● Request
Without the pictures, print each of the records below exactly as it appears.

[Collected data]
◆ ◆ ◆ ◆ ◆ ◆ ◆

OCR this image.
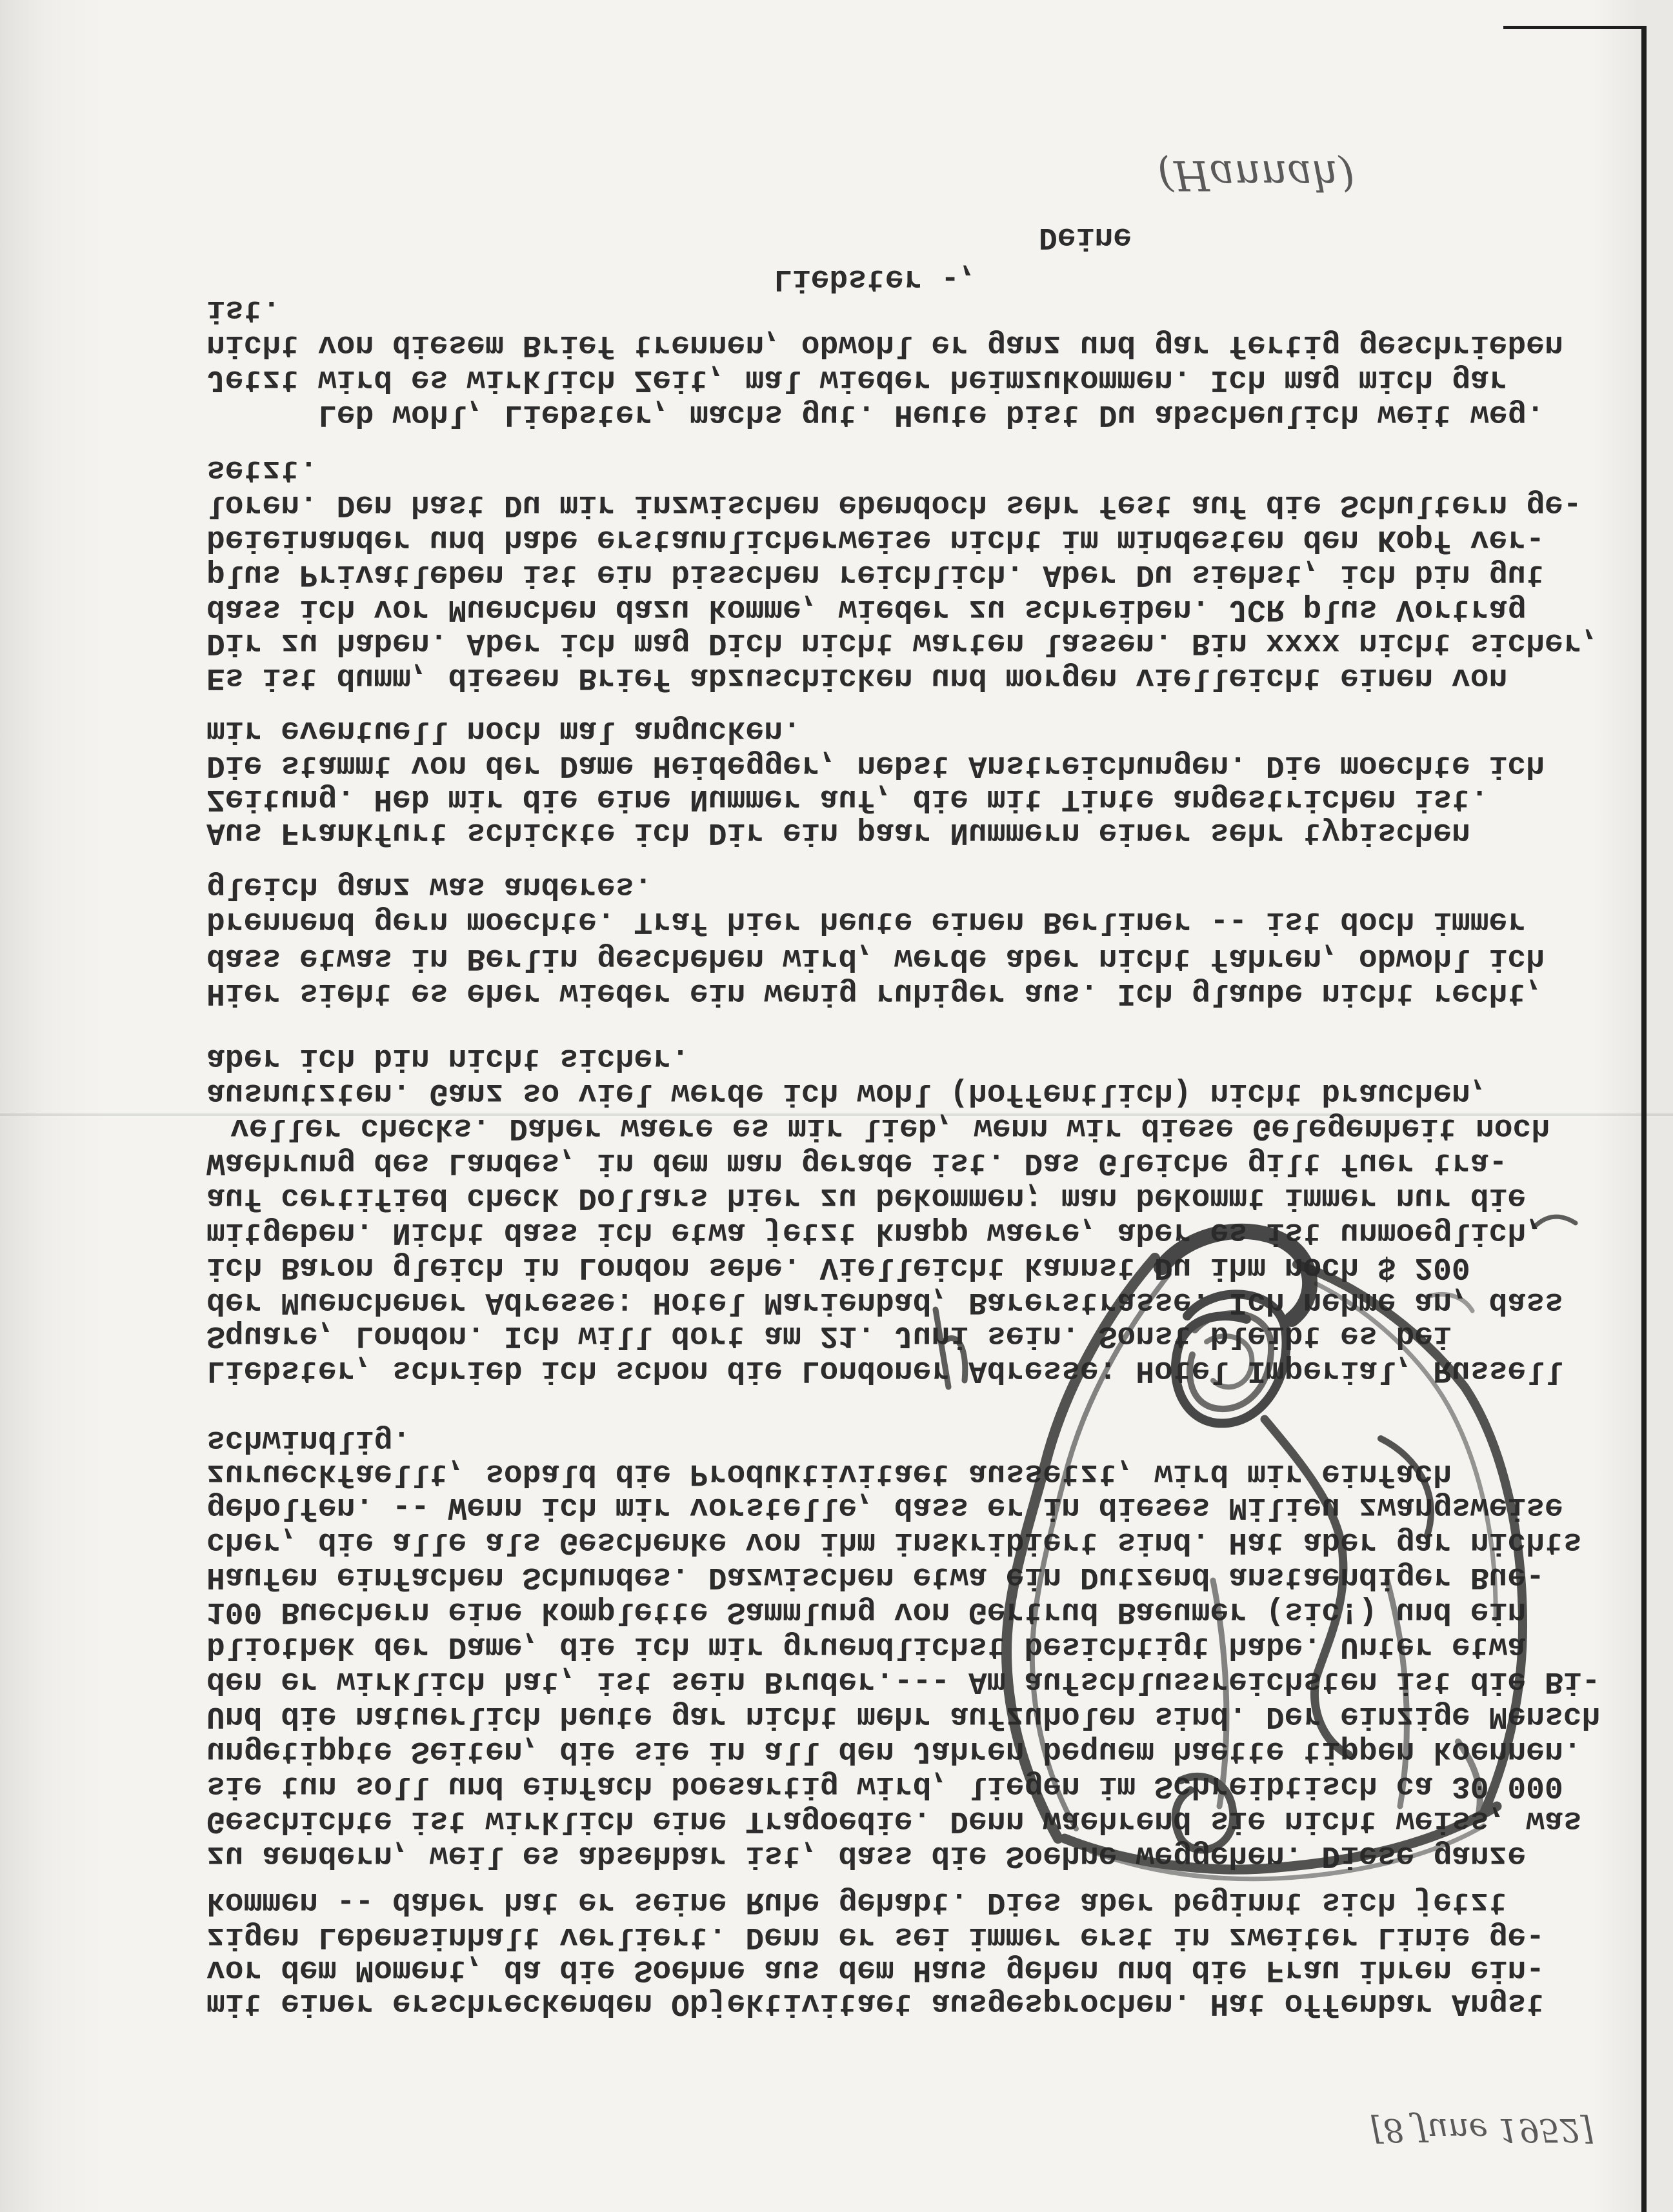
(Hannah)
[8 June 1952]
Deine
Liebster -,
ist.
nicht von diesem Brief trennen, obwohl er ganz und gar fertig geschrieben
Jetzt wird es wirklich Zeit, mal wieder heimzukommen. Ich mag mich gar
Leb wohl, Liebster, machs gut. Heute bist Du abscheulich weit weg.
setzt.
loren. Den hast Du mir inzwischen ebendoch sehr fest auf die Schultern ge-
beieinander und habe erstaunlicherweise nicht im mindesten den Kopf ver-
plus Privatleben ist ein bisschen reichlich. Aber Du siehst, ich bin gut
dass ich vor Muenchen dazu komme, wieder zu schreiben. JCR plus Vortrag
Dir zu haben. Aber ich mag Dich nicht warten lassen. Bin xxxx nicht sicher,
Es ist dumm, diesen Brief abzuschicken und morgen vielleicht einen von
mir eventuell noch mal angucken.
Die stammt von der Dame Heidegger, nebst Anstreichungen. Die moechte ich
Zeitung. Heb mir die eine Nummer auf, die mit Tinte angestrichen ist.
Aus Frankfurt schickte ich Dir ein paar Nummern einer sehr typischen
gleich ganz was anderes.
brennend gern moechte. Traf hier heute einen Berliner -- ist doch immer
dass etwas in Berlin geschehen wird, werde aber nicht fahren, obwohl ich
Hier sieht es eher wieder ein wenig ruhiger aus. Ich glaube nicht recht,
aber ich bin nicht sicher.
ausnutzten. Ganz so viel werde ich wohl (hoffentlich) nicht brauchen,
veller checks. Daher waere es mir lieb, wenn wir diese Gelegenheit noch
Waehrung des Landes, in dem man gerade ist. Das Gleiche gilt fuer tra-
auf certified check Dollars hier zu bekommen; man bekommt immer nur die
mitgeben. Nicht dass ich etwa jetzt knapp waere, aber es ist unmoeglich,
ich Baron gleich in London sehe. Vielleicht kannst Du ihm noch $ 200
der Muenchener Adresse: Hotel Marienbad, Barerstrasse. Ich nehme an, dass
Square, London. Ich will dort am 21. Juni sein. Sonst bleibt es bei
Liebster, schrieb ich schon die Londoner Adresse: Hotel Imperial, Russell
schwindlig.
zurueckfaellt, sobald die Produktivitaet aussetzt, wird mir einfach
geholfen. -- Wenn ich mir vorstelle, dass er in dieses Milieu zwangsweise
cher, die alle als Geschenke von ihm inskribiert sind. Hat aber gar nichts
Haufen einfachen Schundes. Dazwischen etwa ein Dutzend anstaendiger Bue-
100 Buechern eine komplette Sammlung von Gertrud Baeumer (sic!) und ein
bliothek der Dame, die ich mir gruendlichst besichtigt habe. Unter etwa
den er wirklich hat, ist sein Bruder.--- Am aufschlussreichsten ist die Bi-
Und die natuerlich heute gar nicht mehr aufzuholen sind. Der einzige Mensch
ungetippte Seiten, die sie in all den Jahren bequem haette tippen koennen.
sie tun soll und einfach boesartig wird, liegen im Schreibtisch ca 30 000
Geschichte ist wirklich eine Tragoedie. Denn waehrend sie nicht weiss, was
zu aendern, weil es absehbar ist, dass die Soehne weggehen. Diese ganze
kommen -- daher hat er seine Ruhe gehabt. Dies aber beginnt sich jetzt
zigen Lebensinhalt verliert. Denn er sei immer erst in zweiter Linie ge-
vor dem Moment, da die Soehne aus dem Haus gehen und die Frau ihren ein-
mit einer erschreckenden Objektivitaet ausgesprochen. Hat offenbar Angst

◆ ◆ ◆ ◆ ◆ ◆ ◆

● Finished task
OCR this image.
(Hannah)
[8 June 1952]
Deine
Liebster -,
ist.
nicht von diesem Brief trennen, obwohl er ganz und gar fertig geschrieben
Jetzt wird es wirklich Zeit, mal wieder heimzukommen. Ich mag mich gar
Leb wohl, Liebster, machs gut. Heute bist Du abscheulich weit weg.
setzt.
loren. Den hast Du mir inzwischen ebendoch sehr fest auf die Schultern ge-
beieinander und habe erstaunlicherweise nicht im mindesten den Kopf ver-
plus Privatleben ist ein bisschen reichlich. Aber Du siehst, ich bin gut
dass ich vor Muenchen dazu komme, wieder zu schreiben. JCR plus Vortrag
Dir zu haben. Aber ich mag Dich nicht warten lassen. Bin xxxx nicht sicher,
Es ist dumm, diesen Brief abzuschicken und morgen vielleicht einen von
mir eventuell noch mal angucken.
Die stammt von der Dame Heidegger, nebst Anstreichungen. Die moechte ich
Zeitung. Heb mir die eine Nummer auf, die mit Tinte angestrichen ist.
Aus Frankfurt schickte ich Dir ein paar Nummern einer sehr typischen
gleich ganz was anderes.
brennend gern moechte. Traf hier heute einen Berliner -- ist doch immer
dass etwas in Berlin geschehen wird, werde aber nicht fahren, obwohl ich
Hier sieht es eher wieder ein wenig ruhiger aus. Ich glaube nicht recht,
aber ich bin nicht sicher.
ausnutzten. Ganz so viel werde ich wohl (hoffentlich) nicht brauchen,
veller checks. Daher waere es mir lieb, wenn wir diese Gelegenheit noch
Waehrung des Landes, in dem man gerade ist. Das Gleiche gilt fuer tra-
auf certified check Dollars hier zu bekommen; man bekommt immer nur die
mitgeben. Nicht dass ich etwa jetzt knapp waere, aber es ist unmoeglich,
ich Baron gleich in London sehe. Vielleicht kannst Du ihm noch $ 200
der Muenchener Adresse: Hotel Marienbad, Barerstrasse. Ich nehme an, dass
Square, London. Ich will dort am 21. Juni sein. Sonst bleibt es bei
Liebster, schrieb ich schon die Londoner Adresse: Hotel Imperial, Russell
schwindlig.
zurueckfaellt, sobald die Produktivitaet aussetzt, wird mir einfach
geholfen. -- Wenn ich mir vorstelle, dass er in dieses Milieu zwangsweise
cher, die alle als Geschenke von ihm inskribiert sind. Hat aber gar nichts
Haufen einfachen Schundes. Dazwischen etwa ein Dutzend anstaendiger Bue-
100 Buechern eine komplette Sammlung von Gertrud Baeumer (sic!) und ein
bliothek der Dame, die ich mir gruendlichst besichtigt habe. Unter etwa
den er wirklich hat, ist sein Bruder.--- Am aufschlussreichsten ist die Bi-
Und die natuerlich heute gar nicht mehr aufzuholen sind. Der einzige Mensch
ungetippte Seiten, die sie in all den Jahren bequem haette tippen koennen.
sie tun soll und einfach boesartig wird, liegen im Schreibtisch ca 30 000
Geschichte ist wirklich eine Tragoedie. Denn waehrend sie nicht weiss, was
zu aendern, weil es absehbar ist, dass die Soehne weggehen. Diese ganze
kommen -- daher hat er seine Ruhe gehabt. Dies aber beginnt sich jetzt
zigen Lebensinhalt verliert. Denn er sei immer erst in zweiter Linie ge-
vor dem Moment, da die Soehne aus dem Haus gehen und die Frau ihren ein-
mit einer erschreckenden Objektivitaet ausgesprochen. Hat offenbar Angst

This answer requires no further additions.